__DIRECTIVE__: Return exactly the lines that run from the one containing "What does this" to the end of the entries, with both ends included.

─── PROVIDED RECORDS ───

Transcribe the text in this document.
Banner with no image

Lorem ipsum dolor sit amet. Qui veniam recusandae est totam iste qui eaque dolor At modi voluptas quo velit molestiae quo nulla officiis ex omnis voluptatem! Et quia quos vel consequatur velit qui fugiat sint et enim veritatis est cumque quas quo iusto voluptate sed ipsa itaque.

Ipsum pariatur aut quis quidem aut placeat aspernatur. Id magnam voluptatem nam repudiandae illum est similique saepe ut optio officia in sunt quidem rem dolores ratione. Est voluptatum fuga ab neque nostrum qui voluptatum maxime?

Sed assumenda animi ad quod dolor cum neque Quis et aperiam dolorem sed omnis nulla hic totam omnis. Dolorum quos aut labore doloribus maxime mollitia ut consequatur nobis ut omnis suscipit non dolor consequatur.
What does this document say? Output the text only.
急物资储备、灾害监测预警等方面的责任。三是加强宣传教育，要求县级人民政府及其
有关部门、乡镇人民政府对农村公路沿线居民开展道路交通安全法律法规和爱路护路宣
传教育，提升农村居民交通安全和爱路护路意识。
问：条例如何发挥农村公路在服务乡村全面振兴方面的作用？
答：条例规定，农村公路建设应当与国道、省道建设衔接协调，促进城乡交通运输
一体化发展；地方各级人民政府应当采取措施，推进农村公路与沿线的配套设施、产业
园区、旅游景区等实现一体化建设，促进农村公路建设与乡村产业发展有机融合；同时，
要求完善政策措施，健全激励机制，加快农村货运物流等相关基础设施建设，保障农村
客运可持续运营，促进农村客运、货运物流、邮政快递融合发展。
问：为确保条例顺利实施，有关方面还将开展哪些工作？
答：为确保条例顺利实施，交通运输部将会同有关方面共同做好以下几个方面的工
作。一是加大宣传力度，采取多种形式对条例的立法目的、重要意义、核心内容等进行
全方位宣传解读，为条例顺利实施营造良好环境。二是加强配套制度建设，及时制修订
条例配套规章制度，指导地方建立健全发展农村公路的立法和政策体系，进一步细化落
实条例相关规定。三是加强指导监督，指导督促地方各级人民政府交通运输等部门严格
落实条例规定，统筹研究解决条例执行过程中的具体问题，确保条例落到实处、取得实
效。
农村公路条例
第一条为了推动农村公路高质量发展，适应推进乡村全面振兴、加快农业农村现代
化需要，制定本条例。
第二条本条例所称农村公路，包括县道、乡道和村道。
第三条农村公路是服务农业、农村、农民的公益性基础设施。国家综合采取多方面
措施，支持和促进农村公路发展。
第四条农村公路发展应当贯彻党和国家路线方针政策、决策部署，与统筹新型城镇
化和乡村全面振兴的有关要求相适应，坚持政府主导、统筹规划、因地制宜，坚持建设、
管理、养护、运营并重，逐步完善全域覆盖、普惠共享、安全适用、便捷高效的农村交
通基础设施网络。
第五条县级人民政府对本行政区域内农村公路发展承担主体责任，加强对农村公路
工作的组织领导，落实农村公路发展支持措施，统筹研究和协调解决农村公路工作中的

───

__SOLUTION TO THE EXERCISE__:
What does this document say? Output the text only.
急物资储备、灾害监测预警等方面的责任。三是加强宣传教育，要求县级人民政府及其
有关部门、乡镇人民政府对农村公路沿线居民开展道路交通安全法律法规和爱路护路宣
传教育，提升农村居民交通安全和爱路护路意识。
问：条例如何发挥农村公路在服务乡村全面振兴方面的作用？
答：条例规定，农村公路建设应当与国道、省道建设衔接协调，促进城乡交通运输
一体化发展；地方各级人民政府应当采取措施，推进农村公路与沿线的配套设施、产业
园区、旅游景区等实现一体化建设，促进农村公路建设与乡村产业发展有机融合；同时，
要求完善政策措施，健全激励机制，加快农村货运物流等相关基础设施建设，保障农村
客运可持续运营，促进农村客运、货运物流、邮政快递融合发展。
问：为确保条例顺利实施，有关方面还将开展哪些工作？
答：为确保条例顺利实施，交通运输部将会同有关方面共同做好以下几个方面的工
作。一是加大宣传力度，采取多种形式对条例的立法目的、重要意义、核心内容等进行
全方位宣传解读，为条例顺利实施营造良好环境。二是加强配套制度建设，及时制修订
条例配套规章制度，指导地方建立健全发展农村公路的立法和政策体系，进一步细化落
实条例相关规定。三是加强指导监督，指导督促地方各级人民政府交通运输等部门严格
落实条例规定，统筹研究解决条例执行过程中的具体问题，确保条例落到实处、取得实
效。
农村公路条例
第一条为了推动农村公路高质量发展，适应推进乡村全面振兴、加快农业农村现代
化需要，制定本条例。
第二条本条例所称农村公路，包括县道、乡道和村道。
第三条农村公路是服务农业、农村、农民的公益性基础设施。国家综合采取多方面
措施，支持和促进农村公路发展。
第四条农村公路发展应当贯彻党和国家路线方针政策、决策部署，与统筹新型城镇
化和乡村全面振兴的有关要求相适应，坚持政府主导、统筹规划、因地制宜，坚持建设、
管理、养护、运营并重，逐步完善全域覆盖、普惠共享、安全适用、便捷高效的农村交
通基础设施网络。
第五条县级人民政府对本行政区域内农村公路发展承担主体责任，加强对农村公路
工作的组织领导，落实农村公路发展支持措施，统筹研究和协调解决农村公路工作中的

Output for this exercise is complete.